==== Source material

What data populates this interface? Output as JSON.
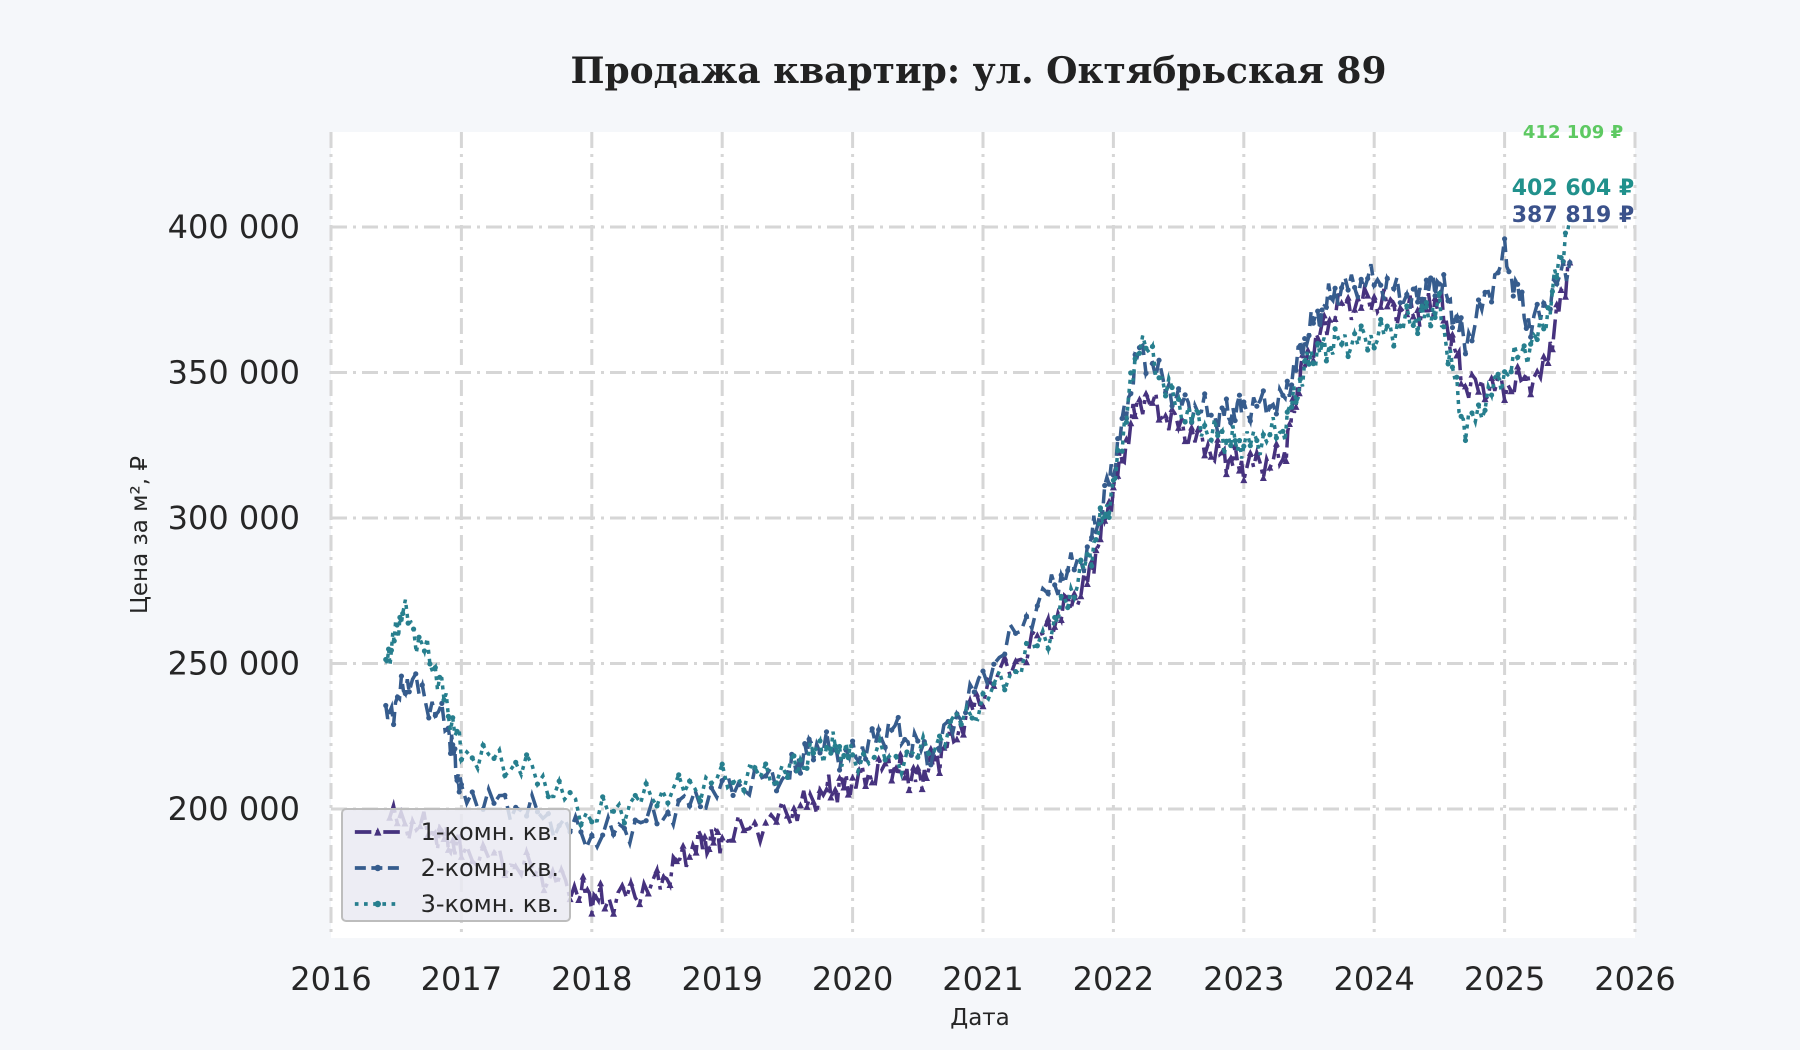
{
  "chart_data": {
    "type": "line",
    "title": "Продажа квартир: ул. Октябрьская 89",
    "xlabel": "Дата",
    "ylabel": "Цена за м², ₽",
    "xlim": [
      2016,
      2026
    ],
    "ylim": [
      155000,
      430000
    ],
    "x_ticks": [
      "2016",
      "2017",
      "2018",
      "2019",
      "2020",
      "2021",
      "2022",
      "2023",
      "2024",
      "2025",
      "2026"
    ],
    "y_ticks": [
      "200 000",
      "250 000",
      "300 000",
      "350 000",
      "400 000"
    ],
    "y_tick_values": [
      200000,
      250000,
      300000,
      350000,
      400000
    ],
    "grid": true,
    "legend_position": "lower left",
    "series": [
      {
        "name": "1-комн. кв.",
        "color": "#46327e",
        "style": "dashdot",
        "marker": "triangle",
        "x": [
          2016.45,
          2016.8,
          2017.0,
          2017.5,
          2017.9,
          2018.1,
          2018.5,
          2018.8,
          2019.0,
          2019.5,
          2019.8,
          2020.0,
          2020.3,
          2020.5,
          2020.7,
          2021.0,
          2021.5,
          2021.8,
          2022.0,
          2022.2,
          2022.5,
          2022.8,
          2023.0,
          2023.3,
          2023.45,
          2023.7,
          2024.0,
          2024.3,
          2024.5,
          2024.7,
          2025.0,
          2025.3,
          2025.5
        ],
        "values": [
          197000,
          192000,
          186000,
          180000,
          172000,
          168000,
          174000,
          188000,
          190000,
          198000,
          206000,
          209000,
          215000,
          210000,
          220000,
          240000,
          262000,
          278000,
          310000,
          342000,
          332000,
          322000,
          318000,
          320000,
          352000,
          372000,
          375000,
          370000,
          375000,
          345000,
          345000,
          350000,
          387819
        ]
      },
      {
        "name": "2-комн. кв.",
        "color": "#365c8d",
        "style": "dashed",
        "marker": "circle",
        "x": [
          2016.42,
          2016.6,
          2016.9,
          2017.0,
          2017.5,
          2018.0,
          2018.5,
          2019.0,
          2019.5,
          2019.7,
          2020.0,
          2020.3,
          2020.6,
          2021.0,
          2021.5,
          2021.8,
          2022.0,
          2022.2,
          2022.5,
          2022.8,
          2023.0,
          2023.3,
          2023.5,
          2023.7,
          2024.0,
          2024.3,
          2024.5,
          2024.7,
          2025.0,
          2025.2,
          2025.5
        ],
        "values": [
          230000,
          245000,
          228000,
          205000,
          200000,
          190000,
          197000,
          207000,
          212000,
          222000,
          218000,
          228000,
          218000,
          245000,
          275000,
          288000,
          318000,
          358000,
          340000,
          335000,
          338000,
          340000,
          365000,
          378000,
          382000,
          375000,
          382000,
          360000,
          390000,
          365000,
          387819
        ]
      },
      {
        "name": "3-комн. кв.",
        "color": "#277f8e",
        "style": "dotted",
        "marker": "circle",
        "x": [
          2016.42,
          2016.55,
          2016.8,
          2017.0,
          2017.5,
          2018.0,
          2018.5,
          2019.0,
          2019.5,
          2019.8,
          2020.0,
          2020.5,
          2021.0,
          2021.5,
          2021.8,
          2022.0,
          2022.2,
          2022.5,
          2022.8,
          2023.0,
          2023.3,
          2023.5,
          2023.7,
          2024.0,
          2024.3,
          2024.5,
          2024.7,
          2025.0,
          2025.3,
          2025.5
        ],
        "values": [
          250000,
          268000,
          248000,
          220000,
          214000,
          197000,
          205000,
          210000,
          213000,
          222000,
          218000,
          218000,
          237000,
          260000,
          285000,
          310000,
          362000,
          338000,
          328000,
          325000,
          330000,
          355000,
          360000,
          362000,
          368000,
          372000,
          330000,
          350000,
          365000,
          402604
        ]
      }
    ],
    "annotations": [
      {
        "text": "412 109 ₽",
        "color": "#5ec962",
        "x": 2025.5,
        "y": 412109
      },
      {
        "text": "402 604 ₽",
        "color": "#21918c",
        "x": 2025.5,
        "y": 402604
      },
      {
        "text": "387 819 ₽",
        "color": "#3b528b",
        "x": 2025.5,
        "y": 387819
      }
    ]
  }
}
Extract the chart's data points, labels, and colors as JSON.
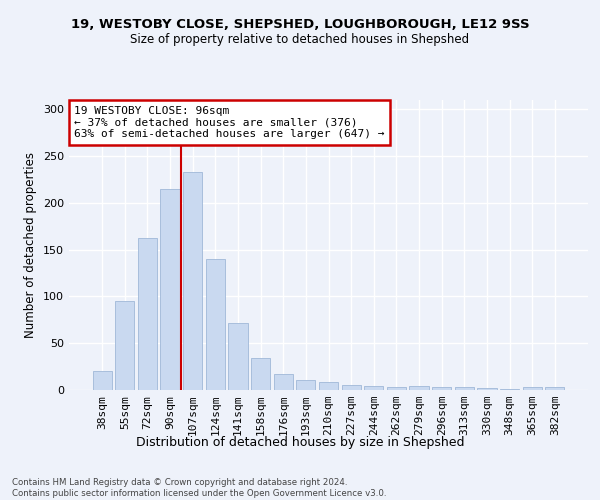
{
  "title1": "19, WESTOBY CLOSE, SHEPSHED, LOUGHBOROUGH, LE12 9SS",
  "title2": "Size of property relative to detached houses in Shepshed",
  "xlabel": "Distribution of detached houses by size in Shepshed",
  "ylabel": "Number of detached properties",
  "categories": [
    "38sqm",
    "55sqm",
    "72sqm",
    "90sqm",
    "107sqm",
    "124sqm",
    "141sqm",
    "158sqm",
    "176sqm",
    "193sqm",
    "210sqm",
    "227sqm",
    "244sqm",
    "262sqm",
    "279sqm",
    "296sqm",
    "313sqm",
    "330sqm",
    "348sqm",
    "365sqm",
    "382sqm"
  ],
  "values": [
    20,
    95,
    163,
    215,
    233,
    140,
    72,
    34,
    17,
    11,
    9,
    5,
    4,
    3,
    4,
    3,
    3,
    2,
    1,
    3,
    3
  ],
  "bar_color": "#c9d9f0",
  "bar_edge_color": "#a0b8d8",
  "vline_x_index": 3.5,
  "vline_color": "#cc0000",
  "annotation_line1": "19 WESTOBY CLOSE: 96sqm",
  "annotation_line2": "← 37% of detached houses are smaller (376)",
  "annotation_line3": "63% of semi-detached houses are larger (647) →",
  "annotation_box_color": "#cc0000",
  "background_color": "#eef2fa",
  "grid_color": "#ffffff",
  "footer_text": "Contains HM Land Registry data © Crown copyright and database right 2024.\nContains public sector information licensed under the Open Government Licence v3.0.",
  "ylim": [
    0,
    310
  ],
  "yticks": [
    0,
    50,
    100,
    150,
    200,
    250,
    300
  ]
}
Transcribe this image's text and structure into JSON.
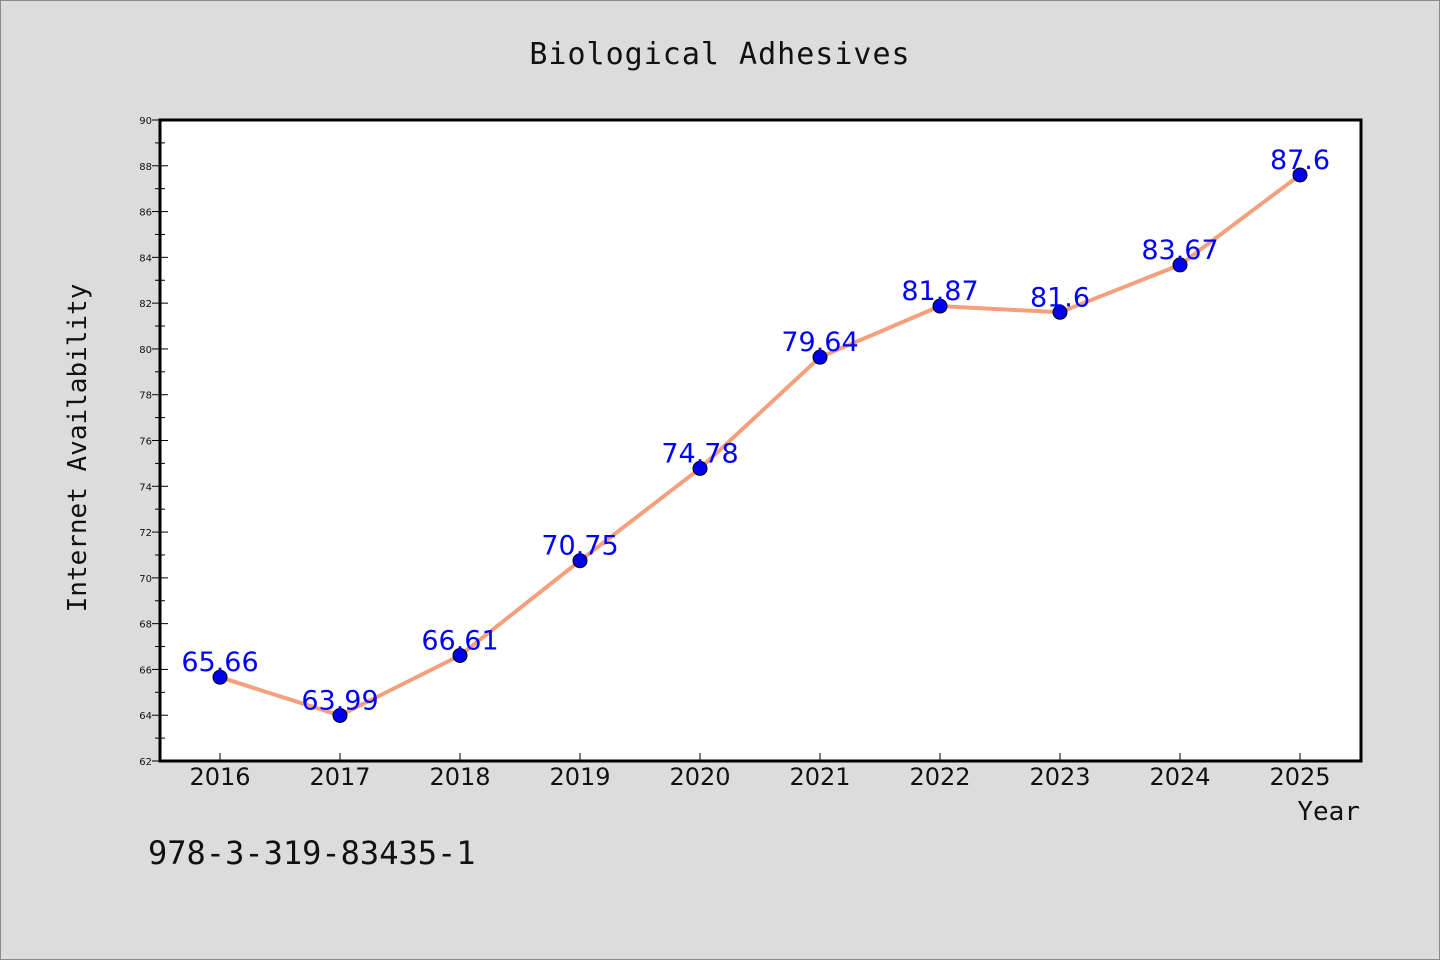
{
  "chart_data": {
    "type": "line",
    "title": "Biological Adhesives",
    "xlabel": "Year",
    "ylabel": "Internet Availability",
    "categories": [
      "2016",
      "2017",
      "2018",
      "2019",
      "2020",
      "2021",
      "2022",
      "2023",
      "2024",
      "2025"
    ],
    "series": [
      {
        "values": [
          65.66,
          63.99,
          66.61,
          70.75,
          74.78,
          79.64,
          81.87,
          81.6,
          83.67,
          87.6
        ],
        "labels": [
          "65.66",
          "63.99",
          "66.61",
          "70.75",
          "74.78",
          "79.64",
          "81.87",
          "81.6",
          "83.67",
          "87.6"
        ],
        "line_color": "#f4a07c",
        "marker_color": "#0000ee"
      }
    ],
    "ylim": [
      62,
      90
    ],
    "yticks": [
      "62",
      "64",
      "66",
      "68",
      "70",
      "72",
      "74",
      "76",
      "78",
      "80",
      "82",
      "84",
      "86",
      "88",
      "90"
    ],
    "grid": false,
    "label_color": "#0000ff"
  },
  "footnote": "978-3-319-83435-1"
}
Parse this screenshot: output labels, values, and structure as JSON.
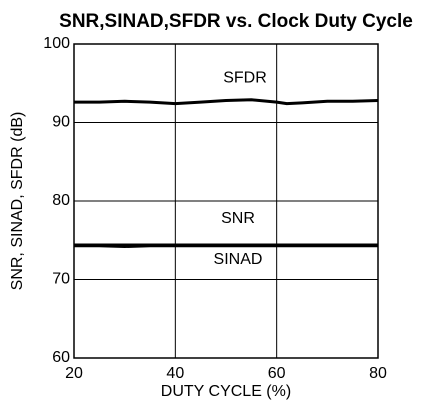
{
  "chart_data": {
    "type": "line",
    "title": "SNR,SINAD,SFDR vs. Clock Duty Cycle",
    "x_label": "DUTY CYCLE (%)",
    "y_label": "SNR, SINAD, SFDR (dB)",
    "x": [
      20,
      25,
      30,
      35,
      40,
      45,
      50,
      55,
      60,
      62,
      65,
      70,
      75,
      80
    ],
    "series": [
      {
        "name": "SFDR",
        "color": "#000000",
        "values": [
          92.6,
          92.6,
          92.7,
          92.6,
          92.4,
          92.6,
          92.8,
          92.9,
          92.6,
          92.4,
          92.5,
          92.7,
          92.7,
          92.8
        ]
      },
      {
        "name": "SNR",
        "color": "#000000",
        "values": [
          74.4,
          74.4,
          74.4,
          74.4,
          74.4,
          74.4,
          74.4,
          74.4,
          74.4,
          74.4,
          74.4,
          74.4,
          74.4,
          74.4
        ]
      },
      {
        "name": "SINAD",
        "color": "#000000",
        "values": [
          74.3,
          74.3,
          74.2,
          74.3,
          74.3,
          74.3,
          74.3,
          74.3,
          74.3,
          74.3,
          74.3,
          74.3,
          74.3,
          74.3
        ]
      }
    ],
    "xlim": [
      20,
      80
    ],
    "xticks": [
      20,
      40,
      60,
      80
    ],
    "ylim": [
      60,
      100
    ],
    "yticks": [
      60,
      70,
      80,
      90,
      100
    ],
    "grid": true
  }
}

========

*Request:* Reproduce precisely the lines of the listing above, from the line containing "Parse this screenshot: output" to the last line, both ends included. Pictures are to be omitted.

*Solution to this problem:*
Parse this screenshot: output labels, values, and structure as JSON.
{
  "chart_data": {
    "type": "line",
    "title": "SNR,SINAD,SFDR vs. Clock Duty Cycle",
    "x_label": "DUTY CYCLE (%)",
    "y_label": "SNR, SINAD, SFDR (dB)",
    "x": [
      20,
      25,
      30,
      35,
      40,
      45,
      50,
      55,
      60,
      62,
      65,
      70,
      75,
      80
    ],
    "series": [
      {
        "name": "SFDR",
        "color": "#000000",
        "values": [
          92.6,
          92.6,
          92.7,
          92.6,
          92.4,
          92.6,
          92.8,
          92.9,
          92.6,
          92.4,
          92.5,
          92.7,
          92.7,
          92.8
        ]
      },
      {
        "name": "SNR",
        "color": "#000000",
        "values": [
          74.4,
          74.4,
          74.4,
          74.4,
          74.4,
          74.4,
          74.4,
          74.4,
          74.4,
          74.4,
          74.4,
          74.4,
          74.4,
          74.4
        ]
      },
      {
        "name": "SINAD",
        "color": "#000000",
        "values": [
          74.3,
          74.3,
          74.2,
          74.3,
          74.3,
          74.3,
          74.3,
          74.3,
          74.3,
          74.3,
          74.3,
          74.3,
          74.3,
          74.3
        ]
      }
    ],
    "xlim": [
      20,
      80
    ],
    "xticks": [
      20,
      40,
      60,
      80
    ],
    "ylim": [
      60,
      100
    ],
    "yticks": [
      60,
      70,
      80,
      90,
      100
    ],
    "grid": true
  }
}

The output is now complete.